DIRECTIVE>
Write out the lines below as a numbered list, skipping any blank lines and leaving out the pictures.

DATA FOR PROCESSING>

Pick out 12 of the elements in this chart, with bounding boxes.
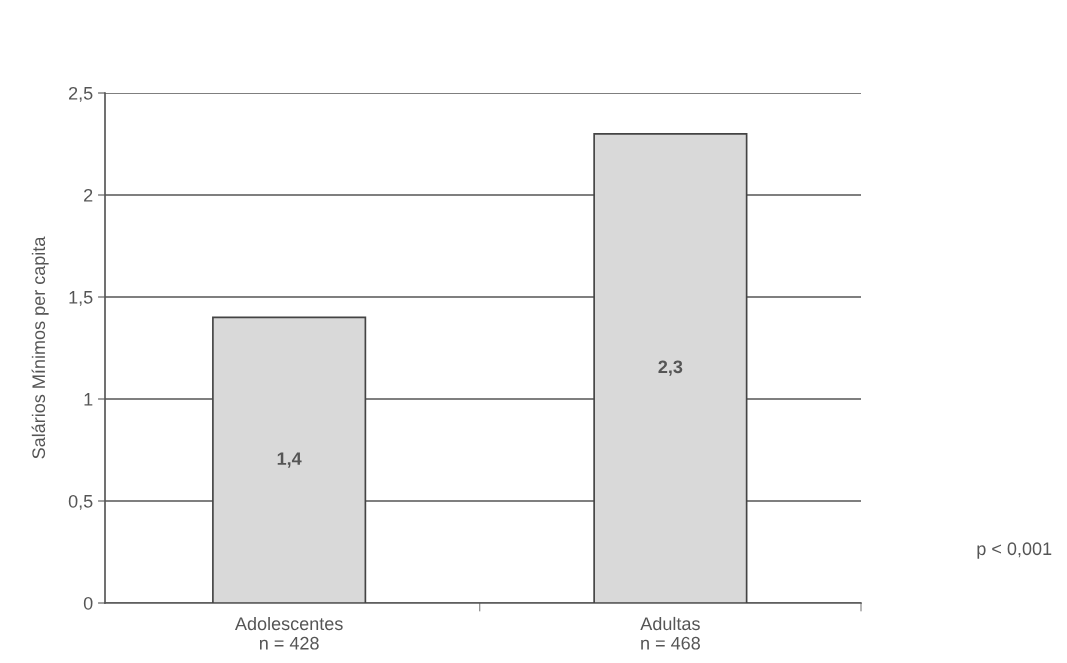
y-tick-label: 2 [84, 188, 93, 202]
x-tick-label: Adultas n = 468 [640, 616, 700, 650]
data-label: 2,3 [658, 360, 683, 376]
y-tick-label: 0,5 [68, 494, 93, 510]
data-label: 1,4 [277, 452, 302, 468]
y-tick-label: 2,5 [69, 86, 93, 102]
x-tick-label: Adolescentes n = 428 [234, 616, 343, 650]
text: p < 0,001 [977, 542, 1052, 559]
y-tick-label: 0 [83, 596, 93, 610]
y-tick-label: 1 [84, 393, 93, 406]
y-tick-label: 1,5 [69, 291, 93, 306]
y-axis-title: Salários Mínimos per capita [31, 236, 49, 459]
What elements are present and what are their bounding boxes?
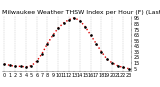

SOLUTION FOR THIS EXERCISE>
1. Pick out 12 of the elements in this chart, with bounding boxes.
2. y-tick-label: 2 [84, 188, 93, 202]
3. x-tick-label: Adultas n = 468 [640, 616, 700, 650]
4. data-label: 2,3 [658, 360, 683, 376]
5. y-tick-label: 0,5 [68, 494, 93, 510]
6. data-label: 1,4 [277, 452, 302, 468]
7. y-tick-label: 2,5 [69, 86, 93, 102]
8. x-tick-label: Adolescentes n = 428 [234, 616, 343, 650]
9. text: p < 0,001 [977, 542, 1052, 559]
10. y-tick-label: 0 [83, 596, 93, 610]
11. y-tick-label: 1 [84, 393, 93, 406]
12. y-tick-label: 1,5 [69, 291, 93, 306]
13. y-axis-title: Salários Mínimos per capita [31, 236, 49, 459]
14. What elements are present and what are their bounding boxes?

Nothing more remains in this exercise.